Aim of the exercise
Return the complete listing that follows, with each line reproduced exactly.
-=-=-
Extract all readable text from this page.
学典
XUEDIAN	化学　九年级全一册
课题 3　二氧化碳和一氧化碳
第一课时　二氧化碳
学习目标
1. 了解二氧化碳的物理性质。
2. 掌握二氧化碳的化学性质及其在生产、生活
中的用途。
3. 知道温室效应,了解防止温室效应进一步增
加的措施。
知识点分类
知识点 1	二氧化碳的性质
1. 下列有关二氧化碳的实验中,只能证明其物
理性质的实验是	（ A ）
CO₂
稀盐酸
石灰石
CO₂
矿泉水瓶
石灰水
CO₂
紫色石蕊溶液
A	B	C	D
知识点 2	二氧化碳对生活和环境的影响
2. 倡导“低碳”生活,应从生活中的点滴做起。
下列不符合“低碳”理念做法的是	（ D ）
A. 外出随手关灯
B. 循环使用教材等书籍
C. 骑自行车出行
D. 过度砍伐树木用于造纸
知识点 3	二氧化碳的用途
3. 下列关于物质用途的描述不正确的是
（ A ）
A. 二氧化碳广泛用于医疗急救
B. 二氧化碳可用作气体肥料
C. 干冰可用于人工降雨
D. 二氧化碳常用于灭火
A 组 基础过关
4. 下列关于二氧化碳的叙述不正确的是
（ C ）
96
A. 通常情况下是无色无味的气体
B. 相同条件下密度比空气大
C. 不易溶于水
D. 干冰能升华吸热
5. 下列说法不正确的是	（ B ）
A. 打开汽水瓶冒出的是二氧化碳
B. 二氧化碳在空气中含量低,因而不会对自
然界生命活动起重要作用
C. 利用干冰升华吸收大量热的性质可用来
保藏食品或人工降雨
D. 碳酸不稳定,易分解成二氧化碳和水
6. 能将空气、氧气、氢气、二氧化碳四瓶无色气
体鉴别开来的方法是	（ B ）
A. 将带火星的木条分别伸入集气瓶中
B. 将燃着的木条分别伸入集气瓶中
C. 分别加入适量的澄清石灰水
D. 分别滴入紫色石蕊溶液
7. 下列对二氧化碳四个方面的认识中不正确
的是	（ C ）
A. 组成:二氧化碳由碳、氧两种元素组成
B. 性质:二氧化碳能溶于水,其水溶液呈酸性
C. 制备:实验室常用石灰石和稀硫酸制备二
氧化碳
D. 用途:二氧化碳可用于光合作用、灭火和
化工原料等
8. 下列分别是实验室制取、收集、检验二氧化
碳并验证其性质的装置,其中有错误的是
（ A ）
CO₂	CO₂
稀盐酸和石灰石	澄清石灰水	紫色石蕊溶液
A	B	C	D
-=-=-
Result for this task
Extract all readable text from this page.
学典
XUEDIAN	化学　九年级全一册
课题 3　二氧化碳和一氧化碳
第一课时　二氧化碳
学习目标
1. 了解二氧化碳的物理性质。
2. 掌握二氧化碳的化学性质及其在生产、生活
中的用途。
3. 知道温室效应,了解防止温室效应进一步增
加的措施。
知识点分类
知识点 1	二氧化碳的性质
1. 下列有关二氧化碳的实验中,只能证明其物
理性质的实验是	（ A ）
CO₂
稀盐酸
石灰石
CO₂
矿泉水瓶
石灰水
CO₂
紫色石蕊溶液
A	B	C	D
知识点 2	二氧化碳对生活和环境的影响
2. 倡导“低碳”生活,应从生活中的点滴做起。
下列不符合“低碳”理念做法的是	（ D ）
A. 外出随手关灯
B. 循环使用教材等书籍
C. 骑自行车出行
D. 过度砍伐树木用于造纸
知识点 3	二氧化碳的用途
3. 下列关于物质用途的描述不正确的是
（ A ）
A. 二氧化碳广泛用于医疗急救
B. 二氧化碳可用作气体肥料
C. 干冰可用于人工降雨
D. 二氧化碳常用于灭火
A 组 基础过关
4. 下列关于二氧化碳的叙述不正确的是
（ C ）
96
A. 通常情况下是无色无味的气体
B. 相同条件下密度比空气大
C. 不易溶于水
D. 干冰能升华吸热
5. 下列说法不正确的是	（ B ）
A. 打开汽水瓶冒出的是二氧化碳
B. 二氧化碳在空气中含量低,因而不会对自
然界生命活动起重要作用
C. 利用干冰升华吸收大量热的性质可用来
保藏食品或人工降雨
D. 碳酸不稳定,易分解成二氧化碳和水
6. 能将空气、氧气、氢气、二氧化碳四瓶无色气
体鉴别开来的方法是	（ B ）
A. 将带火星的木条分别伸入集气瓶中
B. 将燃着的木条分别伸入集气瓶中
C. 分别加入适量的澄清石灰水
D. 分别滴入紫色石蕊溶液
7. 下列对二氧化碳四个方面的认识中不正确
的是	（ C ）
A. 组成:二氧化碳由碳、氧两种元素组成
B. 性质:二氧化碳能溶于水,其水溶液呈酸性
C. 制备:实验室常用石灰石和稀硫酸制备二
氧化碳
D. 用途:二氧化碳可用于光合作用、灭火和
化工原料等
8. 下列分别是实验室制取、收集、检验二氧化
碳并验证其性质的装置,其中有错误的是
（ A ）
CO₂	CO₂
稀盐酸和石灰石	澄清石灰水	紫色石蕊溶液
A	B	C	D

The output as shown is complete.